- [Text excerpt]:

□ □ □ □ □

Session 9. Insolation meter construction

Total time:

2 hours

Objectives:

* To build and use a simple insolation meter
* To begin to gather data on insolation for future application to solar projects

Resources:

* Anderson, Bruce, The Solar Home Book, pp. 58-62, 173-174
* Mazeia, Edward, The Passive Solar Energy Book, pp. 13-20
* Baer, Steve, Sunspots, pp. 118-125
* Attachment II-9-A, "Insolation Meter Data Collection Sheet"
* Attachment II-9-B, "Insolation Meter"

Materials:

Newsprint and felt-tip pens, metric scale 0-30 kg, thermometers (0°C), tape (or other fasteners), saws or knives, insulating material (rigid foam insulation, straw, newspaper, etc.), clear glazing material (glass, vinyl, etc.), 20-liter tin cans or other containers, flat black paint, paint brushes, paint thinner, sample insolation meter

Procedures:

Step 1. (10 minutes)
Begin the session by posting the words "Insolation Meter" on newsprint and asking the participants to define "insolation" and "insolation meter."

Step 2. (5 minutes)
Facilitate a brief discussion of the terms "units of insolation" and "kilogram calorie," and provide an overview of the different units of measuring insolation in different countries.

Step 3. (5 minutes)
Display the sample insolation meter. Have the participants discuss how to locate and align the insolation meter.

Trainer Notes

It is important that the participants discuss these three basic guidelines for location and alignment

The insolation meter should:

1. Be placed in a good potential solar site with maximum expo sure to the sun year-round.
2. Face the equator;
3. Be tilted to maximize insolation (See Phase III: Session 2, "Path of the Sun").

Step 4. (5 minutes)
Explain the basic guidelines for collecting data from an insolation meter.

Trainer Notes

Point out that in order to collect data from the insolation meter:

* The glazing area should be covered, with the exception of a one or two hour period when data are being collected.

* The insolation meter works best at low water temperatures and for short exposure periods (overheated water and heat loss from the meter will cause the data to be misleading).

* Water temperatures should be recorded twice during each test period -- at the beginning and at the end.

□ □ □ □ □

- [Extracted information]:
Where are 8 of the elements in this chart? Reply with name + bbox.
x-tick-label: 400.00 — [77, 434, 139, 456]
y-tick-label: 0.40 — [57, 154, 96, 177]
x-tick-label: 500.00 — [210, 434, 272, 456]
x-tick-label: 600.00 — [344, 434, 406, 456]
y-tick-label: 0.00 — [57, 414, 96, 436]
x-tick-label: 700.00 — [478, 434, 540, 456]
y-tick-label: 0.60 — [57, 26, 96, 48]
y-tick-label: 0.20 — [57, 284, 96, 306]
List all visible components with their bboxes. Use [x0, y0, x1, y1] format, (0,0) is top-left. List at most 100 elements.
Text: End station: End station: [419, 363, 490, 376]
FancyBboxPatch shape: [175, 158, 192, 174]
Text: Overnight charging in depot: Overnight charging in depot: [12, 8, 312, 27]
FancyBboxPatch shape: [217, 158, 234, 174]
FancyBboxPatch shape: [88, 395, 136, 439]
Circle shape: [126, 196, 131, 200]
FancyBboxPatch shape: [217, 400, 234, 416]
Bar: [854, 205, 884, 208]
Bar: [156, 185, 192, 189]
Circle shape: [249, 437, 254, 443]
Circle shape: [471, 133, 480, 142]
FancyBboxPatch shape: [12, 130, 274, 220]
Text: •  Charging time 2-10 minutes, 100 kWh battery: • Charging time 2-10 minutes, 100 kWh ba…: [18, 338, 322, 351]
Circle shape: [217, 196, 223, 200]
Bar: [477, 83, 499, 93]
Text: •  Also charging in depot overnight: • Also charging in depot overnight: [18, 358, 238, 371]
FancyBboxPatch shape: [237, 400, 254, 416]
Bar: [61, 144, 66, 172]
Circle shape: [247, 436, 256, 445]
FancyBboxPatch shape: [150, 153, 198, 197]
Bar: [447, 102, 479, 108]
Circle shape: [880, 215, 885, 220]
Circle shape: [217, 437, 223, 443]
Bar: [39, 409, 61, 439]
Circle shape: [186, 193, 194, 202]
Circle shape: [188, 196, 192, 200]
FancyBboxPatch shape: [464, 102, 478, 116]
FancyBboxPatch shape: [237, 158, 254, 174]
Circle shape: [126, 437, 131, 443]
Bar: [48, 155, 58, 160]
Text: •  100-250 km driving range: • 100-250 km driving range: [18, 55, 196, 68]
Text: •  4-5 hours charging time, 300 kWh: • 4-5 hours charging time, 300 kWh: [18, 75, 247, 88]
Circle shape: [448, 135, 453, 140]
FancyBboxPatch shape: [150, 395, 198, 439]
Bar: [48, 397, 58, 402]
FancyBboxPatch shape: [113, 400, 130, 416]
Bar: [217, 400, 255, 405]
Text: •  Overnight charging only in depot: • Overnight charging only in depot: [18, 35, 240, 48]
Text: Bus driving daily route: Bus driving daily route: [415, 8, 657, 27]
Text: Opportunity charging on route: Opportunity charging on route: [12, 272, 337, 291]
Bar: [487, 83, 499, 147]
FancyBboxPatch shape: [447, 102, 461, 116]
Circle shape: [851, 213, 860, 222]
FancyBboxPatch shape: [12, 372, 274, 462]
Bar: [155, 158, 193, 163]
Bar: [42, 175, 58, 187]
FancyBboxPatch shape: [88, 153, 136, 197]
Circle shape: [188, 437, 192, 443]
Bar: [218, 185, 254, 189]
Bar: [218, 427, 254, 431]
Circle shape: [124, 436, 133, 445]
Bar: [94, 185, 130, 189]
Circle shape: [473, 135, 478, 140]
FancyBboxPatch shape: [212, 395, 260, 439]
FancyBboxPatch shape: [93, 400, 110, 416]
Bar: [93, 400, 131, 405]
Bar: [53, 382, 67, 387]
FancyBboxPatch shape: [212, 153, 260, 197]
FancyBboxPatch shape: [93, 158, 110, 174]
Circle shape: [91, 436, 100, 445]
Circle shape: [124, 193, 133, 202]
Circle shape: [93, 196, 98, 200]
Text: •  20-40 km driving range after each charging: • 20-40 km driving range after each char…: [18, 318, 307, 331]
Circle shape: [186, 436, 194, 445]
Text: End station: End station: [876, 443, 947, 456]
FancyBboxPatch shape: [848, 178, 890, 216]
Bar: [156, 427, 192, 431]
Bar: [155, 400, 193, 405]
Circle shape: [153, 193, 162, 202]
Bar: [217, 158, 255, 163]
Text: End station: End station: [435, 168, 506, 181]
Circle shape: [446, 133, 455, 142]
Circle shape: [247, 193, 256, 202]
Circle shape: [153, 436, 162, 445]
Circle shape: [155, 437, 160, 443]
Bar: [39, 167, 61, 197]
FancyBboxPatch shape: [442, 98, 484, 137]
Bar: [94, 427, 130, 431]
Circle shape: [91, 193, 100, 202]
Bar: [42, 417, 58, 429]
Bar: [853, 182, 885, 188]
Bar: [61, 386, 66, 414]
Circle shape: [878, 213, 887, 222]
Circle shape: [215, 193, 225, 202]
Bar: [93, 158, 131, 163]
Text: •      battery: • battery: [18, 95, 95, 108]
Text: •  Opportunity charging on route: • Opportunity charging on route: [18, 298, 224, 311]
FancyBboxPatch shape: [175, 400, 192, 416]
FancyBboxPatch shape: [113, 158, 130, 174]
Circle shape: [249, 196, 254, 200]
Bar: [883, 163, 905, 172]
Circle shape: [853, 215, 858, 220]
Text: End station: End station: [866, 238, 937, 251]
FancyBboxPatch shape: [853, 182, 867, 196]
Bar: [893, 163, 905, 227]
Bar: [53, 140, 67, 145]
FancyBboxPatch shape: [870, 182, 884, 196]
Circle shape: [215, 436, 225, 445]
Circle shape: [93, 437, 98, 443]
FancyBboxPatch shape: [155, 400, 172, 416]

□ □ □ □ □

- [Directions]:
1 > Based on the insolation meter session plan, state whether each statement below agrees with the text. Answer yes or no, and quote the deciding words.
(a) The session is scheduled to last two hours in total.
(b) The insolation meter should be placed facing away from the equator.
(c) The glazing area should remain uncovered at all times.
2 > Resume the insolation meter session plan from where it stops.

- [Outputs for the tasks]:
1 >
(a) Yes: "2 hours"
(b) No: "Face the equator;"
(c) No: "The glazing area should be covered, with the exception of a one or two hour period when data are being collected."

2 >
* The difference between these two temperatures is referred to as "T" or "Delta Tee."

* Data should be recorded on the "Insolation Meter Data Collection Sheet."

Step 5. (10 minutes)
Distribute Attachment II-3A and allow time for the participants to review it as well as the accompanying sample sheet.

Trainer Notes

Review each step of the sample sheet with the participants, answering any questions. Explain that they should be recording their data over the next several weeks and that this data will be applied during the solar phase of the training program.

Step 6. (90 minutes)
Distribute Attachment II-9B, "Insolation Meter.'' Have the participants form small work groups of 2 to 4 people and build and place an insolation meter.

Trainer Notes

Be sure there are adequate building materials for each work group. Post the following checklist for the construction and use of an insolation meter:

____Paint at least one face of the can flatblack.

____Fill the can no more than 90% full to allow for expansion of the water.

____Weigh the can full of water in kilograms.

____Seal the box tightly.

____Be certain the glazing is wellsealed.

____Measure the collection aperture in square meters.

____Be sure the thermometer can be read without dismantling the meter.

____Be sure the meter is properly oriented.

____Be sure the meter is properly tilted.

____See that the glazing can be completely covered at night.

INSOLATION METER DATA COLLECTION SHEET

Name:

 

Location:

 

Orientation (compass direction):

 

Tilt (degrees from horizontal):

 

Weight (in kilograms):

 

Aperture (in square meters):

 

Date

Weather Conditions

Time

Temp (ºC)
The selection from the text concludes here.